— Study text —
■ ■ ■ ■ ■
Once the election is over, markets will likely be relieved, as “investors hate uncertainty,” said Craig James, chief economist at CommSec.

“We don’t expect a significant, sustained lift or slump in the share market if either Obama is returned or Romney is elected and a divided Congress is maintained … [as] the incumbent will continue to haggle and do deals to advance policies” said James.

Some uncertainty may linger in Asia ahead of the start Thursday of China’s 18th Party Congress — where leadership and policy changes for the world’s second-largest economy are expected to take place.

But Barclays Capital strategist Yiping Huang said the leadership handover won’t alter the economic environment right away.

“Investors expecting immediate and drastic changes in policy or another big stimulus package will likely be disappointed,” Huang said.

Car makers skidded in Seoul, as Hyundai Motor Co.   dropped 7.7% while affiliate Kia Motors Corp.   fell 6.6%. On Friday, the two car makers admitted to overstating fuel economy figures for some vehicles sold in the U.S. over the last two years.

“Apart from the direct compensation, Hyundai and Kia will need to pay to the affected customers, we think this may damage the Hyundai Motor Group brand value and sales volume, potentially leading to increased marketing expenses for the companies,” said analysts at Nomura. Read: Will Korean car makers’ woes help U.S., Japanese rivals?

Meanwhile, the U.S. jobs figures led investors Friday to question the longevity and future size of easing measures from the Federal Reserve, pushing gold and oil futures sharply lower in New York and the dollar higher. Read: Gold drops over $40, suffers fourth weekly loss

Hong Kong-listed oil firms were under pressure after the selloff for commodities in New York on Friday, with Cnooc Ltd.  down 0.7%, PetroChina Co.   lower by 1.5%, and China Petroleum & Chemical Corp.    losing 1.1%.

Similarly, gold miners saw selling, with Zijin Mining Group Co.   down 2.6% in Hong Kong, while Newcrest Mining Ltd.    fell 1.8% in Sydney.

Tech shares worked to keep the broader Tokyo market negative, with Sharp Corp.    falling 7.3% after Fitch Ratings late Friday cut its rating on the firm to B- from BBB- with a negative outlook.

“The downgrade reflects growing risks to Sharp’s liquidity position, reinforcing Fitch’s view that the technology company will struggle to turn its business around,” Fitch said.

Sony Corp.   lost 2.7% after its first-half earnings results prompted Moody’s to warn of a possible downgrade.

Electricity supplier Kansai Electric Power Co. retreated 6.8%. The Nikkei business daily reported that Japanese officials haven’t reached a decision on whether a fault found at one of the firm’s nuclear-power plants should be considered active and plan to hold a meeting on Wednesday with the firm.

Daiwa Securities Group Inc.   shed 2.4% despite the broker posting a swing to profit in the first fiscal half, as its European and Asia operations continued to lose money.

Foster Electric Co.   bucked the lower tech-sector trend in Tokyo, rallying 13% after the Apple Inc.   supplier said Friday that it expects its fiscal-year net profit to surge to 4.3 billion yen ($53.5 billion), a ¥1.3 billion upgrade from its prior forecast.

In other Apple-related moves, Hong Kong-listed shares of tech major Foxconn International Holdings Ltd.   exploded 40% higher after some analysts said that the firm will start making iPhones.

Foxconn International parent Hon Hai Precision Industry Co.  already assembles the popular handset. Shares of Hon Hai fell 1.2% in Taipei.

Japanese car makers saw some gains, after the dollar  rose sharply against the yen Friday and as their Korean peers saw stock losses, with Honda Motor Co.    up 0.7%.

Toyota Motor Corp.   climbed 2.1% ahead of its earnings report due later in the day, as broadcaster NHK said the car maker would hike its full-year operating profit forecast.

Sydney-listed shares also received earnings support, as Westpac Banking Corp.  advanced 1.6%, after unveiling a 5% increase in fiscal-year adjusted profit that exceeded analyst expectations.

Miners were gaining as well, with Rio Tinto Ltd.    up 2.6% and BHP Billiton Ltd.   ahead by 1.4%.
■ ■ ■ ■ ■
— Listed records —
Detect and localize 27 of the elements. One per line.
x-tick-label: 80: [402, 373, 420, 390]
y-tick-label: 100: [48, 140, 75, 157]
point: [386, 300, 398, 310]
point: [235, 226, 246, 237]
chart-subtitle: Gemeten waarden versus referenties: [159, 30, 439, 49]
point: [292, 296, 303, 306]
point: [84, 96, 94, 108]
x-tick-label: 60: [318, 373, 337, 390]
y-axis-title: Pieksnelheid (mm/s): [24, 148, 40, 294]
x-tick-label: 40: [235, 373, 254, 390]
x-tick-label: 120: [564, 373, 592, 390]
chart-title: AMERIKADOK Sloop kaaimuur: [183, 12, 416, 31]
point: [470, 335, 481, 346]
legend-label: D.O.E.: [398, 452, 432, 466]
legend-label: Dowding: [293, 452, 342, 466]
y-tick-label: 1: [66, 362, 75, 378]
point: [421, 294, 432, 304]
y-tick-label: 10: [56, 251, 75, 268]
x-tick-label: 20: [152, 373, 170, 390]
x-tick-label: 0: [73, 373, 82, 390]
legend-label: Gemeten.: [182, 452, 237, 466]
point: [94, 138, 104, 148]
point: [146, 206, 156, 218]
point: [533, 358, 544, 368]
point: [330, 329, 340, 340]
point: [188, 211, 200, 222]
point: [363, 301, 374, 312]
■ ■ ■ ■ ■
— What you will do —
1. From the market report, extract the stretch from "Daiwa Securities Group" through "to lose money.".
2. According to the market report, what rating did Fitch Ratings give Sharp Corp. when it cut the firm's rating?

— Task-by-task outputs —
1.
Daiwa Securities Group Inc.   shed 2.4% despite the broker posting a swing to profit in the first fiscal half, as its European and Asia operations continued to lose money.

2. B-, down from BBB-, with a negative outlook.